Exact reproduction of the data is required, with images excluded.
-- START OF INFORMATION PROVIDED --
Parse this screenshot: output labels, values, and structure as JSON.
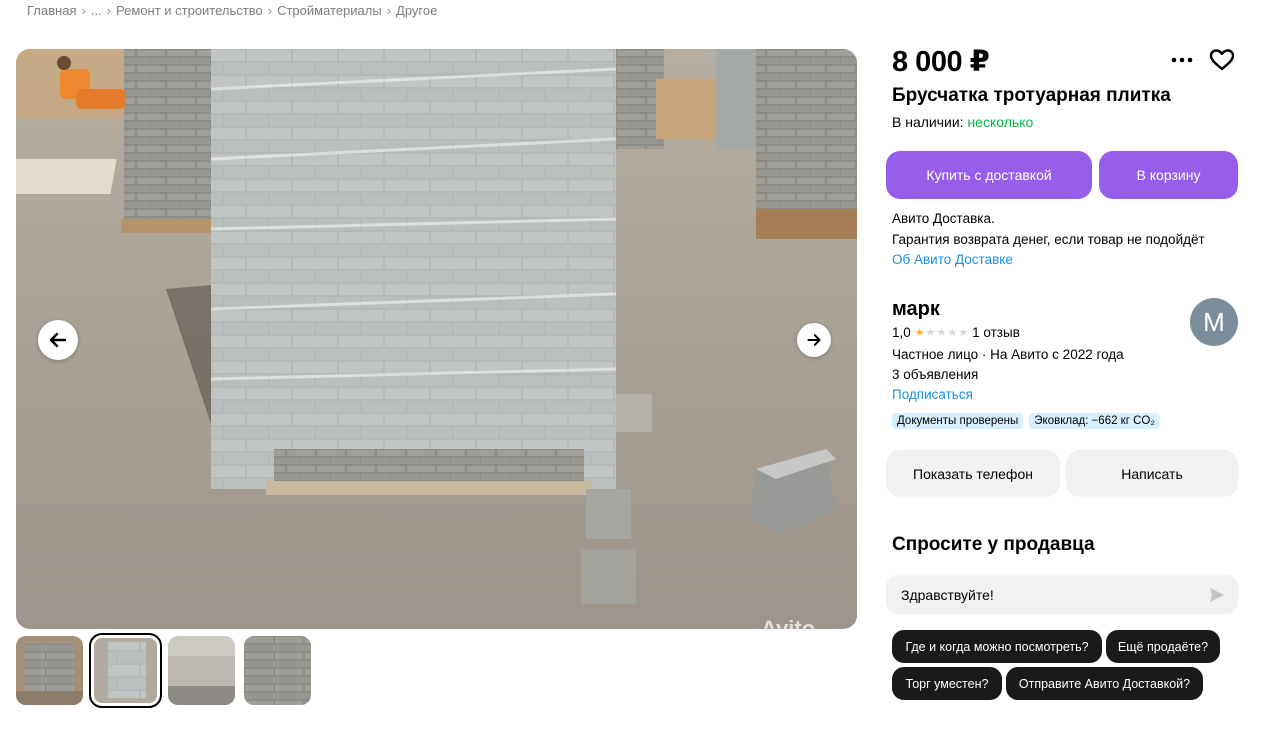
{
  "breadcrumb": [
    "Главная",
    "...",
    "Ремонт и строительство",
    "Стройматериалы",
    "Другое"
  ],
  "breadcrumb_sep": "›",
  "listing": {
    "price": "8 000 ₽",
    "title": "Брусчатка тротуарная плитка",
    "stock_label": "В наличии:",
    "stock_value": "несколько",
    "stock_color": "#02b83f"
  },
  "actions": {
    "buy_with_delivery": "Купить с доставкой",
    "add_to_cart": "В корзину",
    "more_icon": "ellipsis-icon",
    "favorite_icon": "heart-icon"
  },
  "delivery": {
    "line1": "Авито Доставка.",
    "line2": "Гарантия возврата денег, если товар не подойдёт",
    "link": "Об Авито Доставке"
  },
  "seller": {
    "name": "марк",
    "rating_value": "1,0",
    "rating_stars": 1,
    "rating_max": 5,
    "reviews": "1 отзыв",
    "type_since": "Частное лицо · На Авито с 2022 года",
    "ads_count": "3 объявления",
    "subscribe": "Подписаться",
    "avatar_letter": "М",
    "avatar_color": "#7b8e9c"
  },
  "badges": [
    "Документы проверены",
    "Эковклад: −662 кг CO₂"
  ],
  "contact": {
    "show_phone": "Показать телефон",
    "write": "Написать"
  },
  "ask": {
    "title": "Спросите у продавца",
    "input_value": "Здравствуйте!",
    "chips": [
      "Где и когда можно посмотреть?",
      "Ещё продаёте?",
      "Торг уместен?",
      "Отправите Авито Доставкой?"
    ]
  },
  "gallery": {
    "thumbs_count": 4,
    "active_index": 1,
    "watermark": "Avito"
  },
  "colors": {
    "accent": "#965eeb",
    "link": "#1b90e5",
    "badge_bg": "#d7f0ff",
    "chip_bg": "#1a1a1a"
  }
}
-- END OF INFORMATION PROVIDED --
**RESULT BELOW:**
Parse this screenshot: output labels, values, and structure as JSON.
{
  "breadcrumb": [
    "Главная",
    "...",
    "Ремонт и строительство",
    "Стройматериалы",
    "Другое"
  ],
  "breadcrumb_sep": "›",
  "listing": {
    "price": "8 000 ₽",
    "title": "Брусчатка тротуарная плитка",
    "stock_label": "В наличии:",
    "stock_value": "несколько",
    "stock_color": "#02b83f"
  },
  "actions": {
    "buy_with_delivery": "Купить с доставкой",
    "add_to_cart": "В корзину",
    "more_icon": "ellipsis-icon",
    "favorite_icon": "heart-icon"
  },
  "delivery": {
    "line1": "Авито Доставка.",
    "line2": "Гарантия возврата денег, если товар не подойдёт",
    "link": "Об Авито Доставке"
  },
  "seller": {
    "name": "марк",
    "rating_value": "1,0",
    "rating_stars": 1,
    "rating_max": 5,
    "reviews": "1 отзыв",
    "type_since": "Частное лицо · На Авито с 2022 года",
    "ads_count": "3 объявления",
    "subscribe": "Подписаться",
    "avatar_letter": "М",
    "avatar_color": "#7b8e9c"
  },
  "badges": [
    "Документы проверены",
    "Эковклад: −662 кг CO₂"
  ],
  "contact": {
    "show_phone": "Показать телефон",
    "write": "Написать"
  },
  "ask": {
    "title": "Спросите у продавца",
    "input_value": "Здравствуйте!",
    "chips": [
      "Где и когда можно посмотреть?",
      "Ещё продаёте?",
      "Торг уместен?",
      "Отправите Авито Доставкой?"
    ]
  },
  "gallery": {
    "thumbs_count": 4,
    "active_index": 1,
    "watermark": "Avito"
  },
  "colors": {
    "accent": "#965eeb",
    "link": "#1b90e5",
    "badge_bg": "#d7f0ff",
    "chip_bg": "#1a1a1a"
  }
}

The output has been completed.